Problem statement ::
Write out each line beneath this one exactly as it reads.

** BEGIN Information given **

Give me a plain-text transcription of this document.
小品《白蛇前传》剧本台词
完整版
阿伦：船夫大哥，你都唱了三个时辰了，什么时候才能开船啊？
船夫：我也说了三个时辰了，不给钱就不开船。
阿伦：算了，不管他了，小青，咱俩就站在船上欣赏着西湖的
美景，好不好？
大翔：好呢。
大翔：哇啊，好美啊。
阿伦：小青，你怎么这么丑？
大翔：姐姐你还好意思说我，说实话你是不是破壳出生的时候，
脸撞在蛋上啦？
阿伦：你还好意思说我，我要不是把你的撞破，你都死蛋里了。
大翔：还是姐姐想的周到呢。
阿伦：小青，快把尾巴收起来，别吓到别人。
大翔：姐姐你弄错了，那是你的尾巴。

** END Information given **

Result of the task ::
Give me a plain-text transcription of this document.
小品《白蛇前传》剧本台词
完整版
阿伦：船夫大哥，你都唱了三个时辰了，什么时候才能开船啊？
船夫：我也说了三个时辰了，不给钱就不开船。
阿伦：算了，不管他了，小青，咱俩就站在船上欣赏着西湖的
美景，好不好？
大翔：好呢。
大翔：哇啊，好美啊。
阿伦：小青，你怎么这么丑？
大翔：姐姐你还好意思说我，说实话你是不是破壳出生的时候，
脸撞在蛋上啦？
阿伦：你还好意思说我，我要不是把你的撞破，你都死蛋里了。
大翔：还是姐姐想的周到呢。
阿伦：小青，快把尾巴收起来，别吓到别人。
大翔：姐姐你弄错了，那是你的尾巴。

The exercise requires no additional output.